-------- DATASET ENTRIES --------

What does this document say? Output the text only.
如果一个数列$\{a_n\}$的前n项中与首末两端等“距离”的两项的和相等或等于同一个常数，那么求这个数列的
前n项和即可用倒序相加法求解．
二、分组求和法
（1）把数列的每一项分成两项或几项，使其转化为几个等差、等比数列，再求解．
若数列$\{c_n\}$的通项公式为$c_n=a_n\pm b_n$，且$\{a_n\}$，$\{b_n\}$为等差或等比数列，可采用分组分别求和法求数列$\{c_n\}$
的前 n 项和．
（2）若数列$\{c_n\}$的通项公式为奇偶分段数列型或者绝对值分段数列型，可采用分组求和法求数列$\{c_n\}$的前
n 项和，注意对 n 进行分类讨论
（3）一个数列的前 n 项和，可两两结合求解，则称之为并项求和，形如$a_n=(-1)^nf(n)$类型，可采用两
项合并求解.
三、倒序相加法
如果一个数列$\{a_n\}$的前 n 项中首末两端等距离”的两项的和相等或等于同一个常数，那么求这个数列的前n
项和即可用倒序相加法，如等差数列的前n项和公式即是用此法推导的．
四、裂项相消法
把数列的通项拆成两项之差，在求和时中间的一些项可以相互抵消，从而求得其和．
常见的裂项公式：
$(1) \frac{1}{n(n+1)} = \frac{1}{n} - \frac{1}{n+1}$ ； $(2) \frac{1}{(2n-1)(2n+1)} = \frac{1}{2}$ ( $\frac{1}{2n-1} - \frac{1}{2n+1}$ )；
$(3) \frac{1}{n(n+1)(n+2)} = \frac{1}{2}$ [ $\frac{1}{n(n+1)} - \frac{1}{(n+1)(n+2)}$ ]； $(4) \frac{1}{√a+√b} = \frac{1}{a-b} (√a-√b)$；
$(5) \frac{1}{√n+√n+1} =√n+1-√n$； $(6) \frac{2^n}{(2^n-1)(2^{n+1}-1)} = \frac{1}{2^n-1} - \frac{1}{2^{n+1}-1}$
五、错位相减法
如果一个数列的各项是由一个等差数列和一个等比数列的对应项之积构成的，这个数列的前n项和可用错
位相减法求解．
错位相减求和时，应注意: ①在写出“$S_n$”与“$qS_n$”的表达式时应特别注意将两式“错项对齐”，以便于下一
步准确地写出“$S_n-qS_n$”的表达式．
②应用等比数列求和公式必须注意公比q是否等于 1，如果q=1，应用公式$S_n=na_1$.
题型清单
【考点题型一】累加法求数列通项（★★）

--------
-------- DATASET ENTRIES --------

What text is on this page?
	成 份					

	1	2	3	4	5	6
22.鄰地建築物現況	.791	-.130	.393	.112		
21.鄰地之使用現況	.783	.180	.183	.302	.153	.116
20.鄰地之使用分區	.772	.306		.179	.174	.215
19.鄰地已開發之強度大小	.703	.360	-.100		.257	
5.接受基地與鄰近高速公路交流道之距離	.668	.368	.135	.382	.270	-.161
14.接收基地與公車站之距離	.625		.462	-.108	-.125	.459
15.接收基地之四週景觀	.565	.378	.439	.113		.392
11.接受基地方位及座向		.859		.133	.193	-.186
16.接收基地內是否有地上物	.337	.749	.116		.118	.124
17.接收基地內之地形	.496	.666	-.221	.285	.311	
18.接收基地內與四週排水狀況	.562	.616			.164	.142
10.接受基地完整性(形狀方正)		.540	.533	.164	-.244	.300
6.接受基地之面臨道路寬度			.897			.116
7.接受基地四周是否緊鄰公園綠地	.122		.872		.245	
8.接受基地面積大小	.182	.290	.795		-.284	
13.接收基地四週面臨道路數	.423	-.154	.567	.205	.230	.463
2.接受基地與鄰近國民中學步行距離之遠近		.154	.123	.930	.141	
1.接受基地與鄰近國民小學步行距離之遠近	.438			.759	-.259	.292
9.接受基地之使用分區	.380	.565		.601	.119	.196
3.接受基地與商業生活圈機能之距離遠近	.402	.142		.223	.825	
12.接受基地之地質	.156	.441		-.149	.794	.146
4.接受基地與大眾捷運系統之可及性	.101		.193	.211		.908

--------

- [GOAL OF THE EXERCISE] Indicate how many lines of the material contain the string "this", giving the number and nothing more.

- [REPLY TO THE EXERCISE] 2